The exercise.
Repeat the records verbatim and leave the pictures out of your copy.

··· Records supplied ···

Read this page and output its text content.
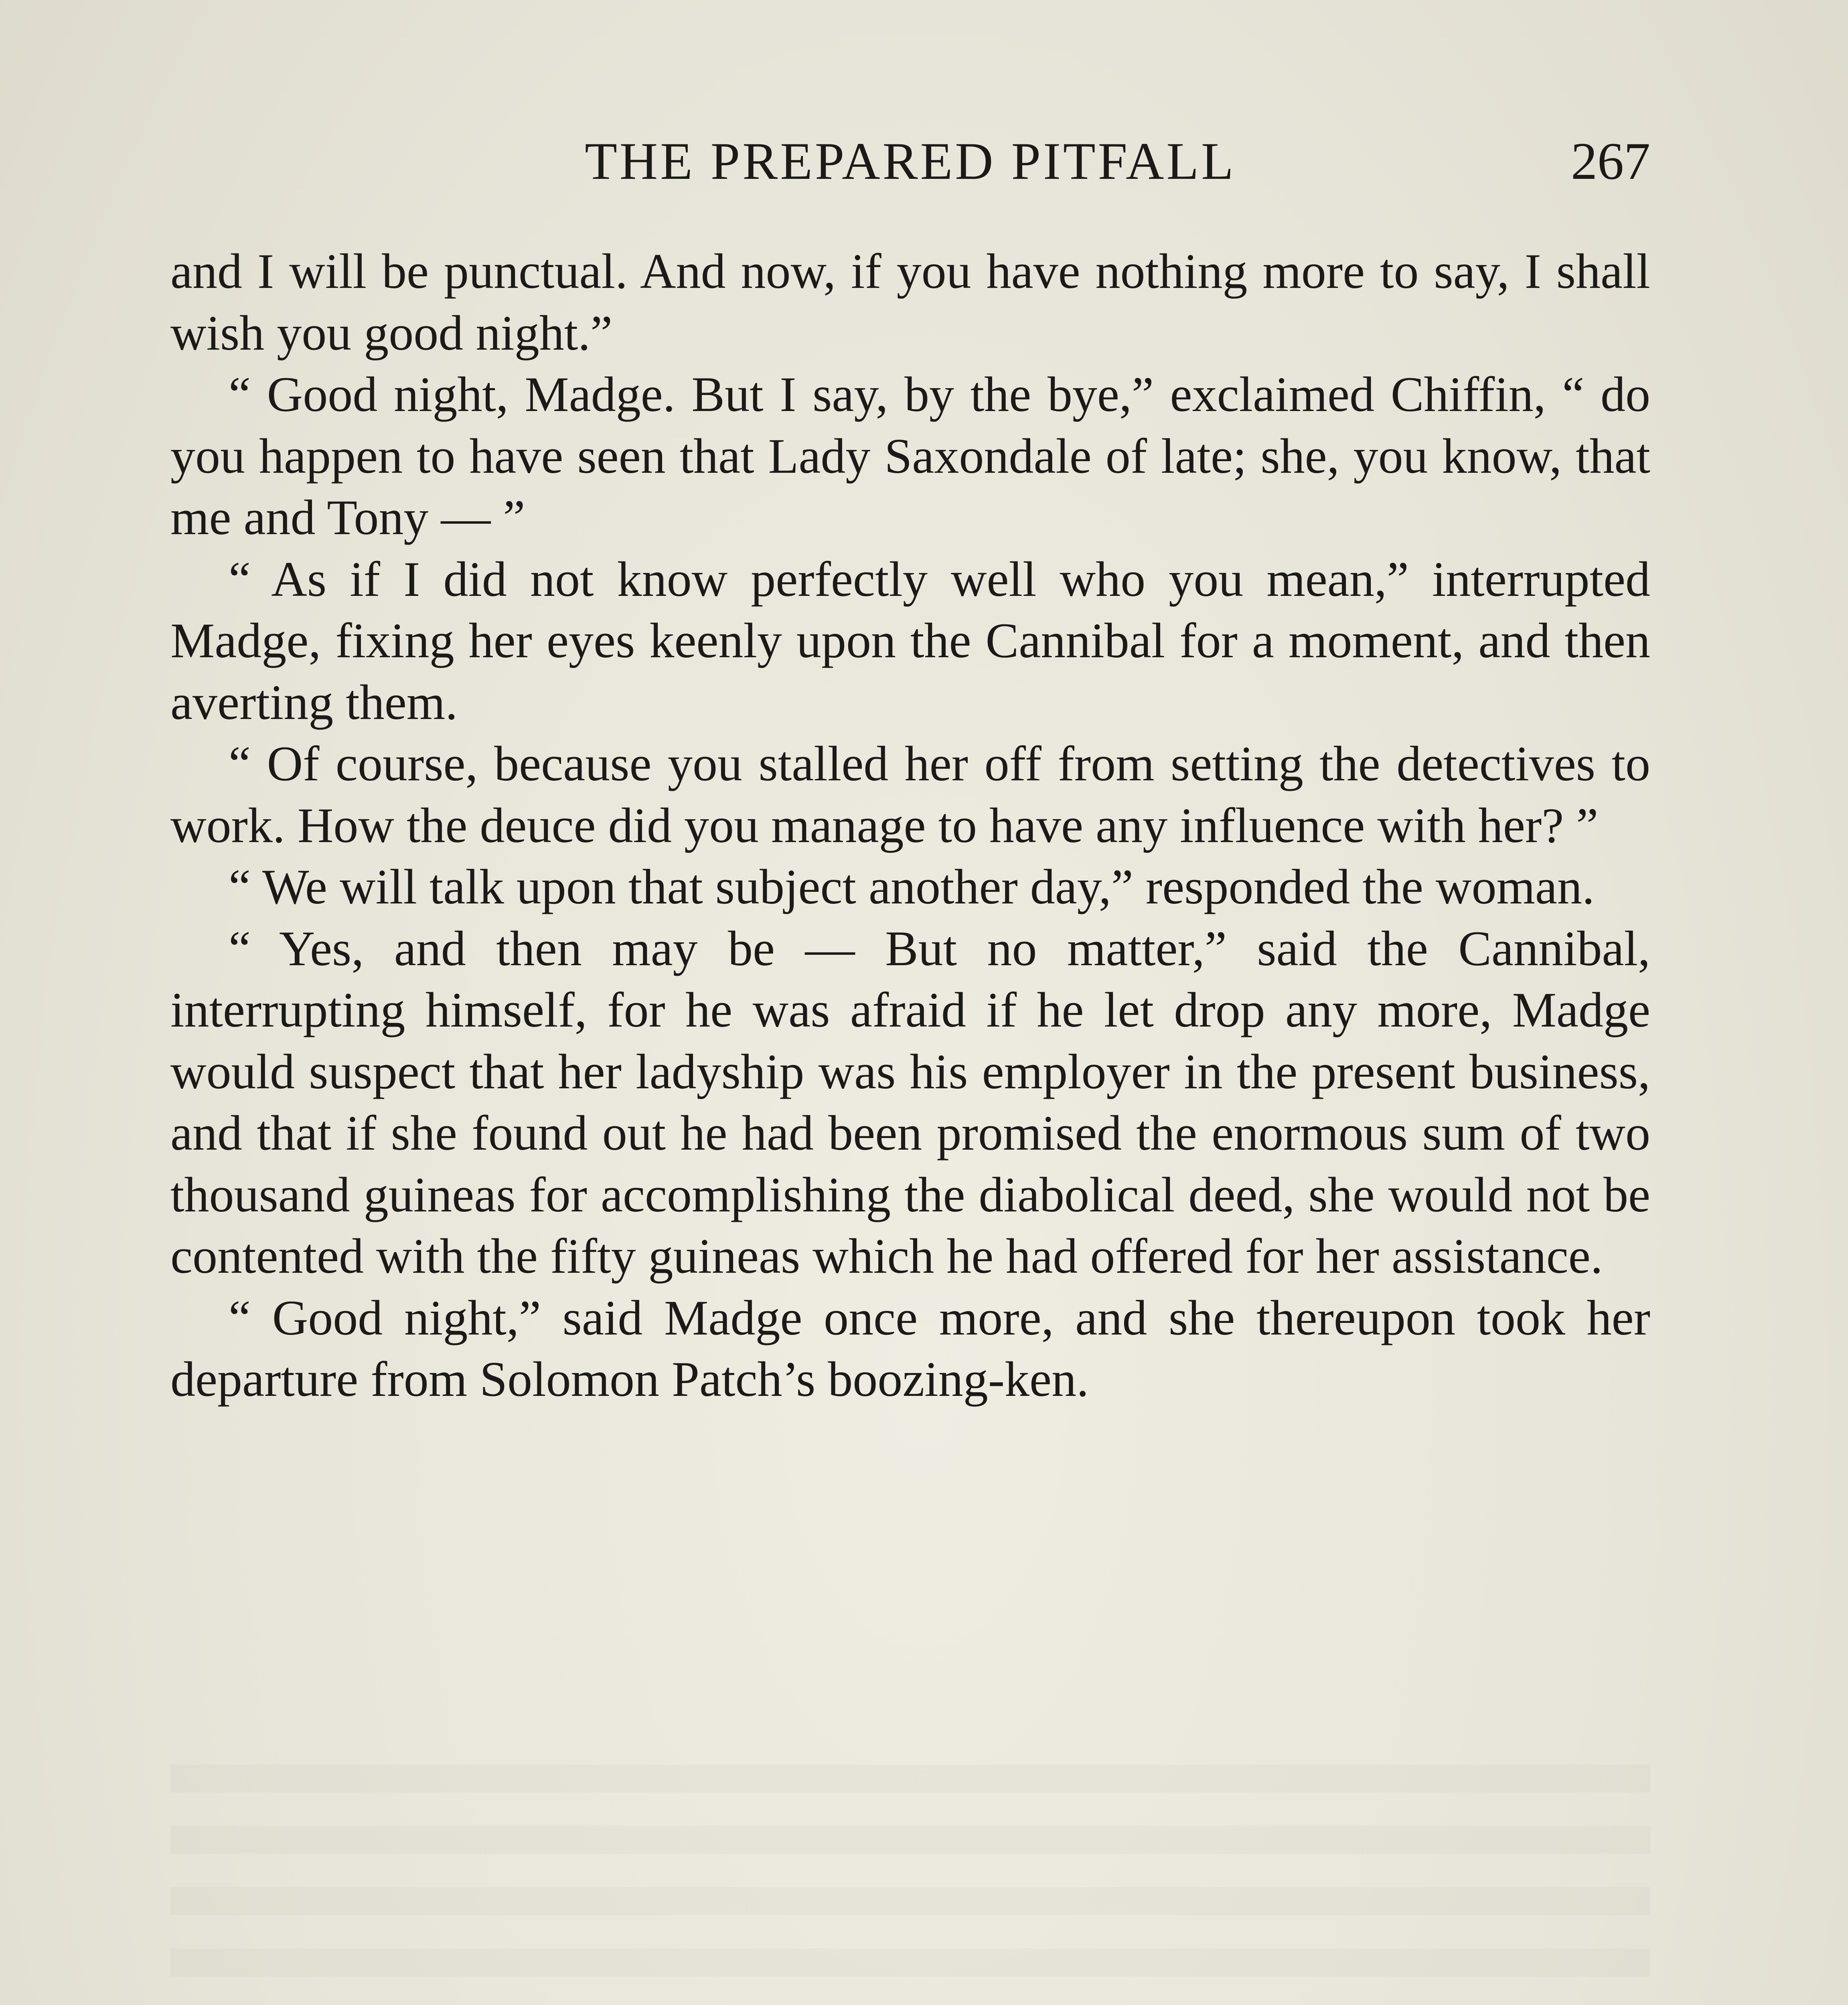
THE PREPARED PITFALL	267

and I will be punctual. And now, if you have nothing more to say, I shall wish you good night.”

“ Good night, Madge. But I say, by the bye,” exclaimed Chiffin, “ do you happen to have seen that Lady Saxondale of late; she, you know, that me and Tony — ”

“ As if I did not know perfectly well who you mean,” interrupted Madge, fixing her eyes keenly upon the Cannibal for a moment, and then averting them.

“ Of course, because you stalled her off from setting the detectives to work. How the deuce did you manage to have any influence with her? ”

“ We will talk upon that subject another day,” responded the woman.

“ Yes, and then may be — But no matter,” said the Cannibal, interrupting himself, for he was afraid if he let drop any more, Madge would suspect that her ladyship was his employer in the present business, and that if she found out he had been promised the enormous sum of two thousand guineas for accomplishing the diabolical deed, she would not be contented with the fifty guineas which he had offered for her assistance.

“ Good night,” said Madge once more, and she thereupon took her departure from Solomon Patch’s boozing-ken.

···

Response to this exercise.
Read this page and output its text content.
THE PREPARED PITFALL	267

and I will be punctual. And now, if you have nothing more to say, I shall wish you good night.”

“ Good night, Madge. But I say, by the bye,” exclaimed Chiffin, “ do you happen to have seen that Lady Saxondale of late; she, you know, that me and Tony — ”

“ As if I did not know perfectly well who you mean,” interrupted Madge, fixing her eyes keenly upon the Cannibal for a moment, and then averting them.

“ Of course, because you stalled her off from setting the detectives to work. How the deuce did you manage to have any influence with her? ”

“ We will talk upon that subject another day,” responded the woman.

“ Yes, and then may be — But no matter,” said the Cannibal, interrupting himself, for he was afraid if he let drop any more, Madge would suspect that her ladyship was his employer in the present business, and that if she found out he had been promised the enormous sum of two thousand guineas for accomplishing the diabolical deed, she would not be contented with the fifty guineas which he had offered for her assistance.

“ Good night,” said Madge once more, and she thereupon took her departure from Solomon Patch’s boozing-ken.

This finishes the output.